[Dataset items]
━━━━━━━━━━━━━━━━━━━━━━━━━━━━━━

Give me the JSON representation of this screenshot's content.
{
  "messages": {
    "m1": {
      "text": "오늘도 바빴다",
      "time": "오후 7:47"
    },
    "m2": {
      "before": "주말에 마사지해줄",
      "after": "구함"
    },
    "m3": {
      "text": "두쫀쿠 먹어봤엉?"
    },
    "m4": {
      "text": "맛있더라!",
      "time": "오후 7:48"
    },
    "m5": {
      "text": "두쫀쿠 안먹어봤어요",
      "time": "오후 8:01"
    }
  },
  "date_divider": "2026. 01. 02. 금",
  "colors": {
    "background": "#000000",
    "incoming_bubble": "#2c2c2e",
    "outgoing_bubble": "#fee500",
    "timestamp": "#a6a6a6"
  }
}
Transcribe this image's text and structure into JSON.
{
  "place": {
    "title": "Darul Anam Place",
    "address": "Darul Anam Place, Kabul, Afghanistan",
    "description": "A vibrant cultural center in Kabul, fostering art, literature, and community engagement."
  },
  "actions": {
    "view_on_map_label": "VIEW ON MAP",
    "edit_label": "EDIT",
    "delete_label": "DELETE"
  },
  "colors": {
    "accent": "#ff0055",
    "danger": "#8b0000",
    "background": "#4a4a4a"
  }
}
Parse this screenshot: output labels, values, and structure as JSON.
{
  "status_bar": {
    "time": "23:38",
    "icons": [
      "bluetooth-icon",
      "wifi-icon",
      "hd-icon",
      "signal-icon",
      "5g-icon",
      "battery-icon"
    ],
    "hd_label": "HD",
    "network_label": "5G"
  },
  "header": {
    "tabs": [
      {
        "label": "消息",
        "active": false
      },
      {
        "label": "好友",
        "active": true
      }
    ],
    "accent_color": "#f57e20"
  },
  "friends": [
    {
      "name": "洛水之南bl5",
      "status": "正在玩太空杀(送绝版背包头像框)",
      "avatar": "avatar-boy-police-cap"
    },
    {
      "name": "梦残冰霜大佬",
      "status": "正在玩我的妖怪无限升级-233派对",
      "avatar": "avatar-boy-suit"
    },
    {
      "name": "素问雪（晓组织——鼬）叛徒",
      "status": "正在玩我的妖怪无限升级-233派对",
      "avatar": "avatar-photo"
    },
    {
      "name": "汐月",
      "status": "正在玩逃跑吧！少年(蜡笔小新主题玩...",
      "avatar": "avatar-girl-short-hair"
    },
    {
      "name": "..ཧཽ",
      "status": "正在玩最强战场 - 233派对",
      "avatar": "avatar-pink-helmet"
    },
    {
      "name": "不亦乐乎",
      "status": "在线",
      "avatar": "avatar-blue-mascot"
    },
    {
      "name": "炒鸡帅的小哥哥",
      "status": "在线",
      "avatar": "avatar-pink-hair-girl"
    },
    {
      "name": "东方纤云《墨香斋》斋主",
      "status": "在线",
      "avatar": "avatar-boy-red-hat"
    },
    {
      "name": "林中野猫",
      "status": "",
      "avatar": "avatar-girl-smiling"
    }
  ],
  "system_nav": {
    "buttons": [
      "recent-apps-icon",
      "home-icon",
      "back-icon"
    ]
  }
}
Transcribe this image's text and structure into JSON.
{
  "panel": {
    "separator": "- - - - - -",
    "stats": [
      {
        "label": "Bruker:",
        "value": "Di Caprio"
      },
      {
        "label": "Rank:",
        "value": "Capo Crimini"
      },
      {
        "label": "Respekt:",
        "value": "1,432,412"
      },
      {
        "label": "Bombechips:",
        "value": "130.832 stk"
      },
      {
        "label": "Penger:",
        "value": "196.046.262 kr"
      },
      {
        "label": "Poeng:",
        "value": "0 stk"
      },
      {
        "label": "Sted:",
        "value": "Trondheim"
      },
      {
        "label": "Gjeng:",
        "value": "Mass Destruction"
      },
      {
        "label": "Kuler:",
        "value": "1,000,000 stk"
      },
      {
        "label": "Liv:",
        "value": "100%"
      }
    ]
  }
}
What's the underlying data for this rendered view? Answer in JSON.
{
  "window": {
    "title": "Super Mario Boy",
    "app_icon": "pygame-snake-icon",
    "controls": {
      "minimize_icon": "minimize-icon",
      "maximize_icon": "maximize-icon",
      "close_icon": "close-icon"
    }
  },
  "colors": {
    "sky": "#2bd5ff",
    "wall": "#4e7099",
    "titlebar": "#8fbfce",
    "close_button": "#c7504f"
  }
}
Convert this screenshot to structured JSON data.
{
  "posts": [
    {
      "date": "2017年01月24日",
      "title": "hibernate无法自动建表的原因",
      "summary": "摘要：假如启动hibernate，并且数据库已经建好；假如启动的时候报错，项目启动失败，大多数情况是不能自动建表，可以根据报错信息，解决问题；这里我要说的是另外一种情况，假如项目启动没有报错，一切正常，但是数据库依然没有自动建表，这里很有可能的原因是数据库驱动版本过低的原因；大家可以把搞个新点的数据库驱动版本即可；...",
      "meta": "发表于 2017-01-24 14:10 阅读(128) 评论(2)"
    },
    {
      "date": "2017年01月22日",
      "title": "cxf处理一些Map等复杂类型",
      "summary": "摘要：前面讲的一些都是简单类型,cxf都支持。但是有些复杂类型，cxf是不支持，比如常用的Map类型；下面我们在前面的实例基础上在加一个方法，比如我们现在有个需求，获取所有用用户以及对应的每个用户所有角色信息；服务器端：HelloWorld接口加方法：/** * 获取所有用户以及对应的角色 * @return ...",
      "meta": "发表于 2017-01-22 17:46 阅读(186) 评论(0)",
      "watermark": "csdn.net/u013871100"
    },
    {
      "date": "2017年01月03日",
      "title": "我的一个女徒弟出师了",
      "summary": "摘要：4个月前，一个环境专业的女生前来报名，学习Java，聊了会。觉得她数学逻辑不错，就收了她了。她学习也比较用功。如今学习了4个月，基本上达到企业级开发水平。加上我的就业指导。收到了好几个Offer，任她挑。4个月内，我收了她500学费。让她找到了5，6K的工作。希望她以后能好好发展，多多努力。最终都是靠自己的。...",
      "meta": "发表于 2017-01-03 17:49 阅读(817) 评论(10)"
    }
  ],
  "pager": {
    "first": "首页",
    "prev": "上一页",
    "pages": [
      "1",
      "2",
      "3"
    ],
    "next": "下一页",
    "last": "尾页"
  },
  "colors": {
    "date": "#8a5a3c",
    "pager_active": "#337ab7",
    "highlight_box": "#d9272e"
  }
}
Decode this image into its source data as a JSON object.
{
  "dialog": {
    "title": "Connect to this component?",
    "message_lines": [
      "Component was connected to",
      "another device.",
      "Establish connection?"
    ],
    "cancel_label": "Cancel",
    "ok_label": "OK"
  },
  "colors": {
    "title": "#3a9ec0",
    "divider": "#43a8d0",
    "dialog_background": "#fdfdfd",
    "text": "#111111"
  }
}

━━━━━━━━━━━━━━━━━━━━━━━━━━━━━━

# TASK DESCRIPTION
Print the records above exactly as they appear.

# SOLUTION
Give me the JSON representation of this screenshot's content.
{
  "messages": {
    "m1": {
      "text": "오늘도 바빴다",
      "time": "오후 7:47"
    },
    "m2": {
      "before": "주말에 마사지해줄",
      "after": "구함"
    },
    "m3": {
      "text": "두쫀쿠 먹어봤엉?"
    },
    "m4": {
      "text": "맛있더라!",
      "time": "오후 7:48"
    },
    "m5": {
      "text": "두쫀쿠 안먹어봤어요",
      "time": "오후 8:01"
    }
  },
  "date_divider": "2026. 01. 02. 금",
  "colors": {
    "background": "#000000",
    "incoming_bubble": "#2c2c2e",
    "outgoing_bubble": "#fee500",
    "timestamp": "#a6a6a6"
  }
}
Transcribe this image's text and structure into JSON.
{
  "place": {
    "title": "Darul Anam Place",
    "address": "Darul Anam Place, Kabul, Afghanistan",
    "description": "A vibrant cultural center in Kabul, fostering art, literature, and community engagement."
  },
  "actions": {
    "view_on_map_label": "VIEW ON MAP",
    "edit_label": "EDIT",
    "delete_label": "DELETE"
  },
  "colors": {
    "accent": "#ff0055",
    "danger": "#8b0000",
    "background": "#4a4a4a"
  }
}
Parse this screenshot: output labels, values, and structure as JSON.
{
  "status_bar": {
    "time": "23:38",
    "icons": [
      "bluetooth-icon",
      "wifi-icon",
      "hd-icon",
      "signal-icon",
      "5g-icon",
      "battery-icon"
    ],
    "hd_label": "HD",
    "network_label": "5G"
  },
  "header": {
    "tabs": [
      {
        "label": "消息",
        "active": false
      },
      {
        "label": "好友",
        "active": true
      }
    ],
    "accent_color": "#f57e20"
  },
  "friends": [
    {
      "name": "洛水之南bl5",
      "status": "正在玩太空杀(送绝版背包头像框)",
      "avatar": "avatar-boy-police-cap"
    },
    {
      "name": "梦残冰霜大佬",
      "status": "正在玩我的妖怪无限升级-233派对",
      "avatar": "avatar-boy-suit"
    },
    {
      "name": "素问雪（晓组织——鼬）叛徒",
      "status": "正在玩我的妖怪无限升级-233派对",
      "avatar": "avatar-photo"
    },
    {
      "name": "汐月",
      "status": "正在玩逃跑吧！少年(蜡笔小新主题玩...",
      "avatar": "avatar-girl-short-hair"
    },
    {
      "name": "..ཧཽ",
      "status": "正在玩最强战场 - 233派对",
      "avatar": "avatar-pink-helmet"
    },
    {
      "name": "不亦乐乎",
      "status": "在线",
      "avatar": "avatar-blue-mascot"
    },
    {
      "name": "炒鸡帅的小哥哥",
      "status": "在线",
      "avatar": "avatar-pink-hair-girl"
    },
    {
      "name": "东方纤云《墨香斋》斋主",
      "status": "在线",
      "avatar": "avatar-boy-red-hat"
    },
    {
      "name": "林中野猫",
      "status": "",
      "avatar": "avatar-girl-smiling"
    }
  ],
  "system_nav": {
    "buttons": [
      "recent-apps-icon",
      "home-icon",
      "back-icon"
    ]
  }
}
Transcribe this image's text and structure into JSON.
{
  "panel": {
    "separator": "- - - - - -",
    "stats": [
      {
        "label": "Bruker:",
        "value": "Di Caprio"
      },
      {
        "label": "Rank:",
        "value": "Capo Crimini"
      },
      {
        "label": "Respekt:",
        "value": "1,432,412"
      },
      {
        "label": "Bombechips:",
        "value": "130.832 stk"
      },
      {
        "label": "Penger:",
        "value": "196.046.262 kr"
      },
      {
        "label": "Poeng:",
        "value": "0 stk"
      },
      {
        "label": "Sted:",
        "value": "Trondheim"
      },
      {
        "label": "Gjeng:",
        "value": "Mass Destruction"
      },
      {
        "label": "Kuler:",
        "value": "1,000,000 stk"
      },
      {
        "label": "Liv:",
        "value": "100%"
      }
    ]
  }
}
What's the underlying data for this rendered view? Answer in JSON.
{
  "window": {
    "title": "Super Mario Boy",
    "app_icon": "pygame-snake-icon",
    "controls": {
      "minimize_icon": "minimize-icon",
      "maximize_icon": "maximize-icon",
      "close_icon": "close-icon"
    }
  },
  "colors": {
    "sky": "#2bd5ff",
    "wall": "#4e7099",
    "titlebar": "#8fbfce",
    "close_button": "#c7504f"
  }
}
Convert this screenshot to structured JSON data.
{
  "posts": [
    {
      "date": "2017年01月24日",
      "title": "hibernate无法自动建表的原因",
      "summary": "摘要：假如启动hibernate，并且数据库已经建好；假如启动的时候报错，项目启动失败，大多数情况是不能自动建表，可以根据报错信息，解决问题；这里我要说的是另外一种情况，假如项目启动没有报错，一切正常，但是数据库依然没有自动建表，这里很有可能的原因是数据库驱动版本过低的原因；大家可以把搞个新点的数据库驱动版本即可；...",
      "meta": "发表于 2017-01-24 14:10 阅读(128) 评论(2)"
    },
    {
      "date": "2017年01月22日",
      "title": "cxf处理一些Map等复杂类型",
      "summary": "摘要：前面讲的一些都是简单类型,cxf都支持。但是有些复杂类型，cxf是不支持，比如常用的Map类型；下面我们在前面的实例基础上在加一个方法，比如我们现在有个需求，获取所有用用户以及对应的每个用户所有角色信息；服务器端：HelloWorld接口加方法：/** * 获取所有用户以及对应的角色 * @return ...",
      "meta": "发表于 2017-01-22 17:46 阅读(186) 评论(0)",
      "watermark": "csdn.net/u013871100"
    },
    {
      "date": "2017年01月03日",
      "title": "我的一个女徒弟出师了",
      "summary": "摘要：4个月前，一个环境专业的女生前来报名，学习Java，聊了会。觉得她数学逻辑不错，就收了她了。她学习也比较用功。如今学习了4个月，基本上达到企业级开发水平。加上我的就业指导。收到了好几个Offer，任她挑。4个月内，我收了她500学费。让她找到了5，6K的工作。希望她以后能好好发展，多多努力。最终都是靠自己的。...",
      "meta": "发表于 2017-01-03 17:49 阅读(817) 评论(10)"
    }
  ],
  "pager": {
    "first": "首页",
    "prev": "上一页",
    "pages": [
      "1",
      "2",
      "3"
    ],
    "next": "下一页",
    "last": "尾页"
  },
  "colors": {
    "date": "#8a5a3c",
    "pager_active": "#337ab7",
    "highlight_box": "#d9272e"
  }
}
Decode this image into its source data as a JSON object.
{
  "dialog": {
    "title": "Connect to this component?",
    "message_lines": [
      "Component was connected to",
      "another device.",
      "Establish connection?"
    ],
    "cancel_label": "Cancel",
    "ok_label": "OK"
  },
  "colors": {
    "title": "#3a9ec0",
    "divider": "#43a8d0",
    "dialog_background": "#fdfdfd",
    "text": "#111111"
  }
}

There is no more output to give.